## DATA FOR THIS TASK
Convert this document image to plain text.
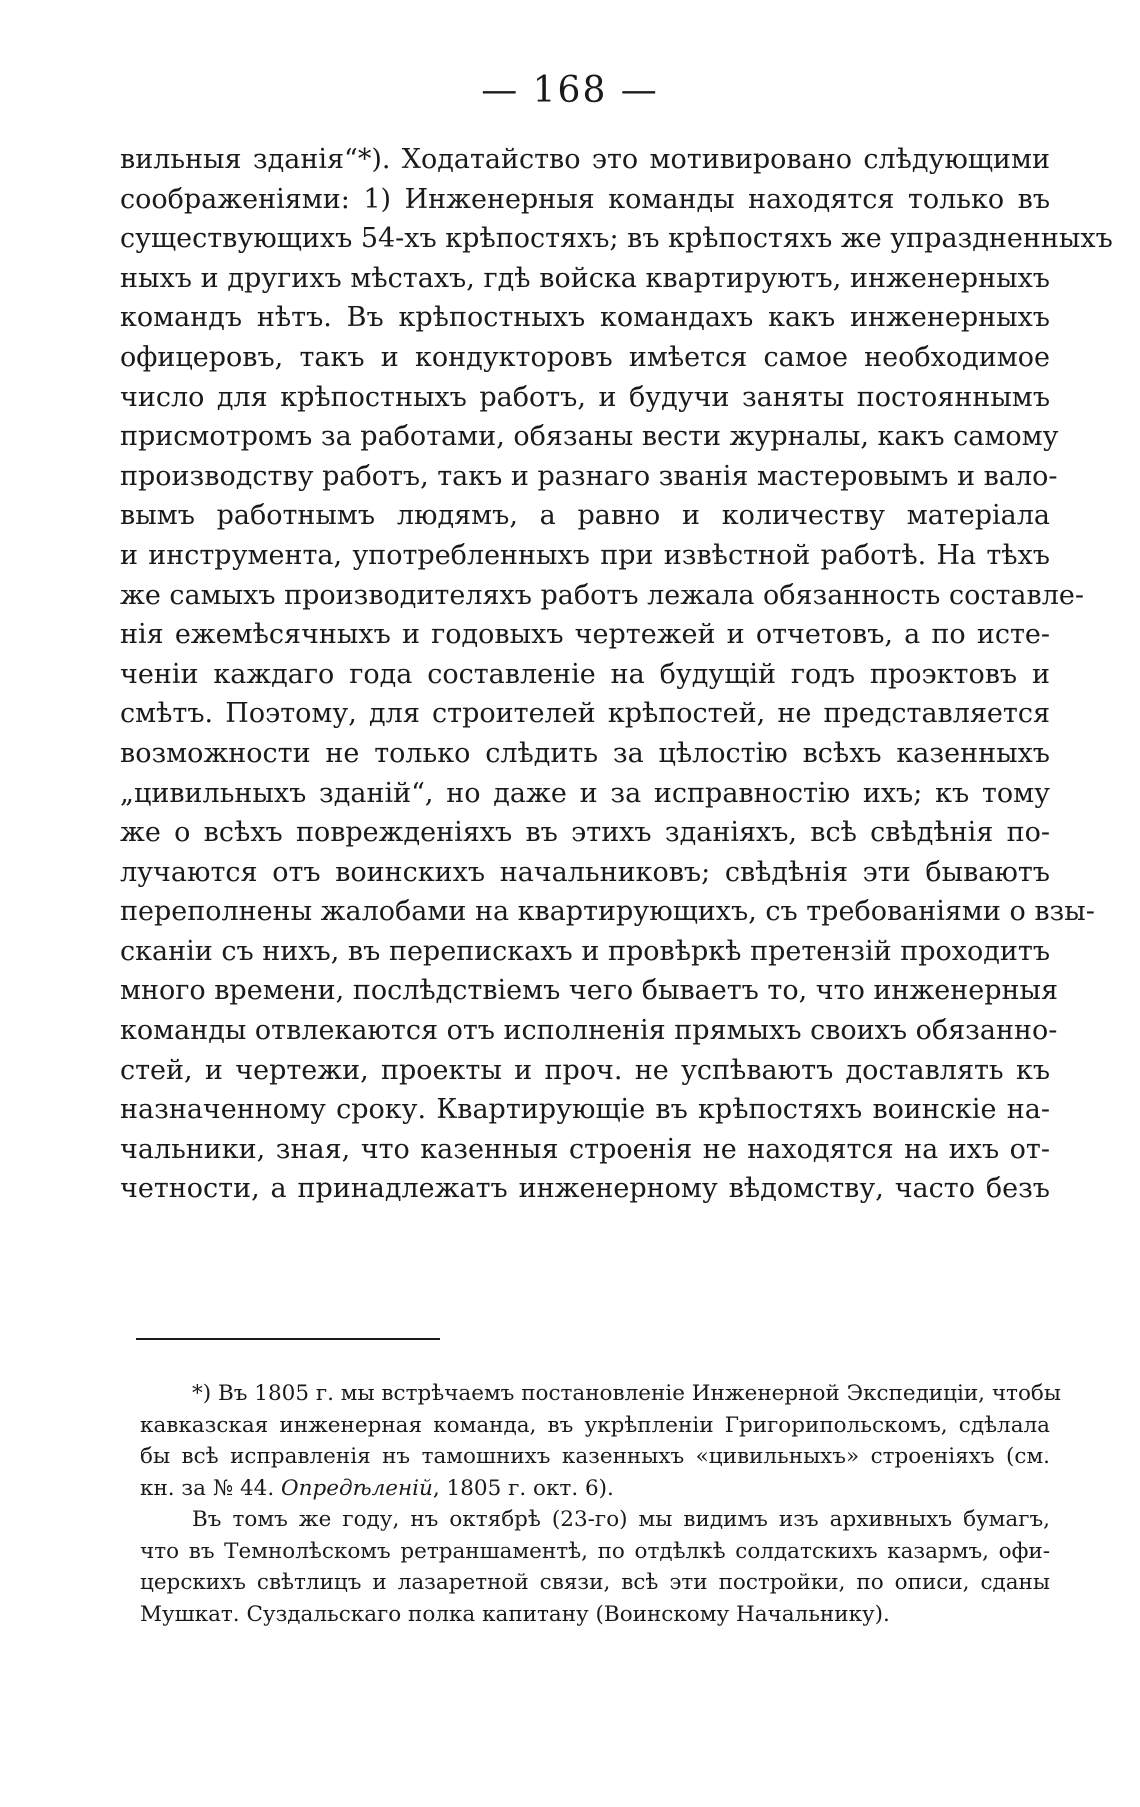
— 168 —
вильныя зданія“*). Ходатайство это мотивировано слѣдующими
соображеніями: 1) Инженерныя команды находятся только въ
существующихъ 54-хъ крѣпостяхъ; въ крѣпостяхъ же упраздненныхъ
ныхъ и другихъ мѣстахъ, гдѣ войска квартируютъ, инженерныхъ
командъ нѣтъ. Въ крѣпостныхъ командахъ какъ инженерныхъ
офицеровъ, такъ и кондукторовъ имѣется самое необходимое
число для крѣпостныхъ работъ, и будучи заняты постояннымъ
присмотромъ за работами, обязаны вести журналы, какъ самому
производству работъ, такъ и разнаго званія мастеровымъ и вало-
вымъ работнымъ людямъ, а равно и количеству матеріала
и инструмента, употребленныхъ при извѣстной работѣ. На тѣхъ
же самыхъ производителяхъ работъ лежала обязанность составле-
нія ежемѣсячныхъ и годовыхъ чертежей и отчетовъ, а по исте-
ченіи каждаго года составленіе на будущій годъ проэктовъ и
смѣтъ. Поэтому, для строителей крѣпостей, не представляется
возможности не только слѣдить за цѣлостію всѣхъ казенныхъ
„цивильныхъ зданій“, но даже и за исправностію ихъ; къ тому
же о всѣхъ поврежденіяхъ въ этихъ зданіяхъ, всѣ свѣдѣнія по-
лучаются отъ воинскихъ начальниковъ; свѣдѣнія эти бываютъ
переполнены жалобами на квартирующихъ, съ требованіями о взы-
сканіи съ нихъ, въ перепискахъ и провѣркѣ претензій проходитъ
много времени, послѣдствіемъ чего бываетъ то, что инженерныя
команды отвлекаются отъ исполненія прямыхъ своихъ обязанно-
стей, и чертежи, проекты и проч. не успѣваютъ доставлять къ
назначенному сроку. Квартирующіе въ крѣпостяхъ воинскіе на-
чальники, зная, что казенныя строенія не находятся на ихъ от-
четности, а принадлежатъ инженерному вѣдомству, часто безъ
*) Въ 1805 г. мы встрѣчаемъ постановленіе Инженерной Экспедиціи, чтобы
кавказская инженерная команда, въ укрѣпленіи Григорипольскомъ, сдѣлала
бы всѣ исправленія нъ тамошнихъ казенныхъ «цивильныхъ» строеніяхъ (см.
кн. за № 44. Опредѣленій, 1805 г. окт. 6).
Въ томъ же году, нъ октябрѣ (23-го) мы видимъ изъ архивныхъ бумагъ,
что въ Темнолѣскомъ ретраншаментѣ, по отдѣлкѣ солдатскихъ казармъ, офи-
церскихъ свѣтлицъ и лазаретной связи, всѣ эти постройки, по описи, сданы
Мушкат. Суздальскаго полка капитану (Воинскому Начальнику).
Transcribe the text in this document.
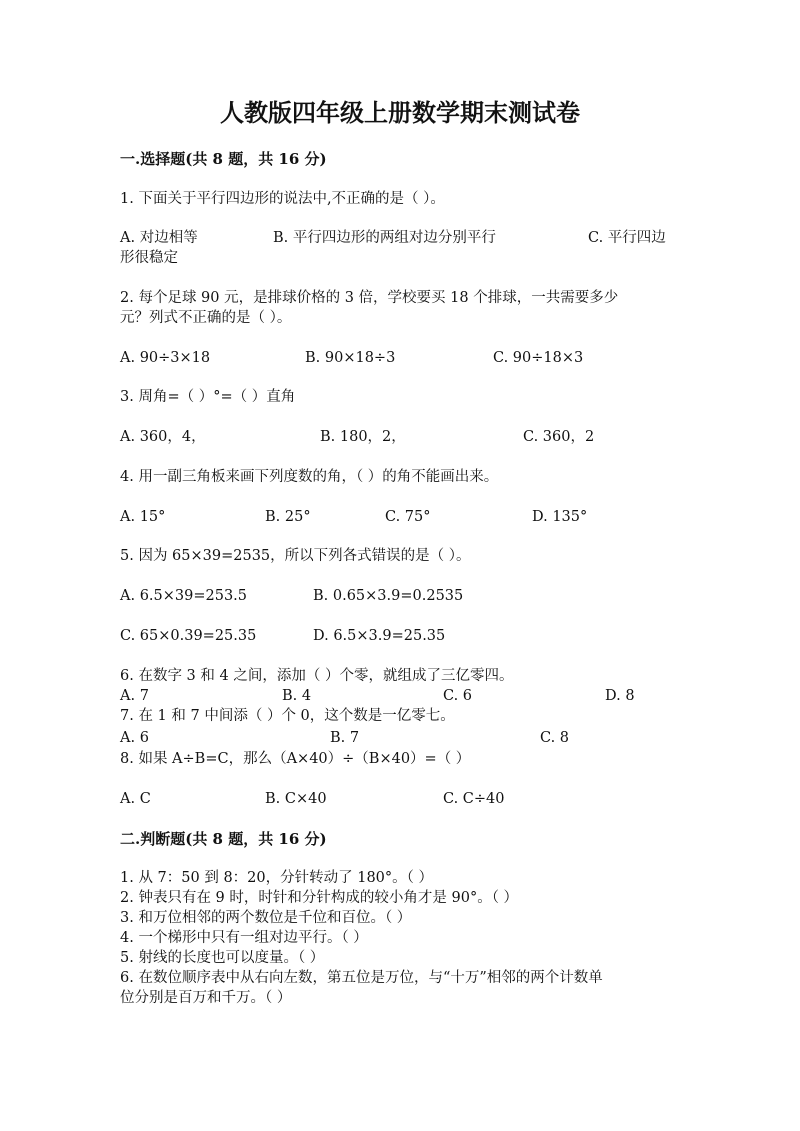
人教版四年级上册数学期末测试卷
一.选择题(共 8 题，共 16 分)
1. 下面关于平行四边形的说法中,不正确的是（ ）。
A. 对边相等	B. 平行四边形的两组对边分别平行	C. 平行四边
形很稳定
2. 每个足球 90 元，是排球价格的 3 倍，学校要买 18 个排球，一共需要多少
元？列式不正确的是（ ）。
A. 90÷3×18	B. 90×18÷3	C. 90÷18×3
3. 周角=（ ）°=（ ）直角
A. 360，4，	B. 180，2，	C. 360，2
4. 用一副三角板来画下列度数的角，（ ）的角不能画出来。
A. 15°	B. 25°	C. 75°	D. 135°
5. 因为 65×39=2535，所以下列各式错误的是（ ）。
A. 6.5×39=253.5	B. 0.65×3.9=0.2535
C. 65×0.39=25.35	D. 6.5×3.9=25.35
6. 在数字 3 和 4 之间，添加（ ）个零，就组成了三亿零四。
A. 7	B. 4	C. 6	D. 8
7. 在 1 和 7 中间添（ ）个 0，这个数是一亿零七。
A. 6	B. 7	C. 8
8. 如果 A÷B=C，那么（A×40）÷（B×40）=（ ）
A. C	B. C×40	C. C÷40
二.判断题(共 8 题，共 16 分)
1. 从 7：50 到 8：20，分针转动了 180°。（ ）
2. 钟表只有在 9 时，时针和分针构成的较小角才是 90°。（ ）
3. 和万位相邻的两个数位是千位和百位。（ ）
4. 一个梯形中只有一组对边平行。（ ）
5. 射线的长度也可以度量。（ ）
6. 在数位顺序表中从右向左数，第五位是万位，与“十万”相邻的两个计数单
位分别是百万和千万。（ ）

## PROBLEM DESCRIPTION
All the records above need to be given again word for word. Skip the pictures.

## THE RESULT
Convert this document image to plain text.
— 168 —
вильныя зданія“*). Ходатайство это мотивировано слѣдующими
соображеніями: 1) Инженерныя команды находятся только въ
существующихъ 54-хъ крѣпостяхъ; въ крѣпостяхъ же упраздненныхъ
ныхъ и другихъ мѣстахъ, гдѣ войска квартируютъ, инженерныхъ
командъ нѣтъ. Въ крѣпостныхъ командахъ какъ инженерныхъ
офицеровъ, такъ и кондукторовъ имѣется самое необходимое
число для крѣпостныхъ работъ, и будучи заняты постояннымъ
присмотромъ за работами, обязаны вести журналы, какъ самому
производству работъ, такъ и разнаго званія мастеровымъ и вало-
вымъ работнымъ людямъ, а равно и количеству матеріала
и инструмента, употребленныхъ при извѣстной работѣ. На тѣхъ
же самыхъ производителяхъ работъ лежала обязанность составле-
нія ежемѣсячныхъ и годовыхъ чертежей и отчетовъ, а по исте-
ченіи каждаго года составленіе на будущій годъ проэктовъ и
смѣтъ. Поэтому, для строителей крѣпостей, не представляется
возможности не только слѣдить за цѣлостію всѣхъ казенныхъ
„цивильныхъ зданій“, но даже и за исправностію ихъ; къ тому
же о всѣхъ поврежденіяхъ въ этихъ зданіяхъ, всѣ свѣдѣнія по-
лучаются отъ воинскихъ начальниковъ; свѣдѣнія эти бываютъ
переполнены жалобами на квартирующихъ, съ требованіями о взы-
сканіи съ нихъ, въ перепискахъ и провѣркѣ претензій проходитъ
много времени, послѣдствіемъ чего бываетъ то, что инженерныя
команды отвлекаются отъ исполненія прямыхъ своихъ обязанно-
стей, и чертежи, проекты и проч. не успѣваютъ доставлять къ
назначенному сроку. Квартирующіе въ крѣпостяхъ воинскіе на-
чальники, зная, что казенныя строенія не находятся на ихъ от-
четности, а принадлежатъ инженерному вѣдомству, часто безъ
*) Въ 1805 г. мы встрѣчаемъ постановленіе Инженерной Экспедиціи, чтобы
кавказская инженерная команда, въ укрѣпленіи Григорипольскомъ, сдѣлала
бы всѣ исправленія нъ тамошнихъ казенныхъ «цивильныхъ» строеніяхъ (см.
кн. за № 44. Опредѣленій, 1805 г. окт. 6).
Въ томъ же году, нъ октябрѣ (23-го) мы видимъ изъ архивныхъ бумагъ,
что въ Темнолѣскомъ ретраншаментѣ, по отдѣлкѣ солдатскихъ казармъ, офи-
церскихъ свѣтлицъ и лазаретной связи, всѣ эти постройки, по описи, сданы
Мушкат. Суздальскаго полка капитану (Воинскому Начальнику).
Transcribe the text in this document.
人教版四年级上册数学期末测试卷
一.选择题(共 8 题，共 16 分)
1. 下面关于平行四边形的说法中,不正确的是（ ）。
A. 对边相等	B. 平行四边形的两组对边分别平行	C. 平行四边
形很稳定
2. 每个足球 90 元，是排球价格的 3 倍，学校要买 18 个排球，一共需要多少
元？列式不正确的是（ ）。
A. 90÷3×18	B. 90×18÷3	C. 90÷18×3
3. 周角=（ ）°=（ ）直角
A. 360，4，	B. 180，2，	C. 360，2
4. 用一副三角板来画下列度数的角，（ ）的角不能画出来。
A. 15°	B. 25°	C. 75°	D. 135°
5. 因为 65×39=2535，所以下列各式错误的是（ ）。
A. 6.5×39=253.5	B. 0.65×3.9=0.2535
C. 65×0.39=25.35	D. 6.5×3.9=25.35
6. 在数字 3 和 4 之间，添加（ ）个零，就组成了三亿零四。
A. 7	B. 4	C. 6	D. 8
7. 在 1 和 7 中间添（ ）个 0，这个数是一亿零七。
A. 6	B. 7	C. 8
8. 如果 A÷B=C，那么（A×40）÷（B×40）=（ ）
A. C	B. C×40	C. C÷40
二.判断题(共 8 题，共 16 分)
1. 从 7：50 到 8：20，分针转动了 180°。（ ）
2. 钟表只有在 9 时，时针和分针构成的较小角才是 90°。（ ）
3. 和万位相邻的两个数位是千位和百位。（ ）
4. 一个梯形中只有一组对边平行。（ ）
5. 射线的长度也可以度量。（ ）
6. 在数位顺序表中从右向左数，第五位是万位，与“十万”相邻的两个计数单
位分别是百万和千万。（ ）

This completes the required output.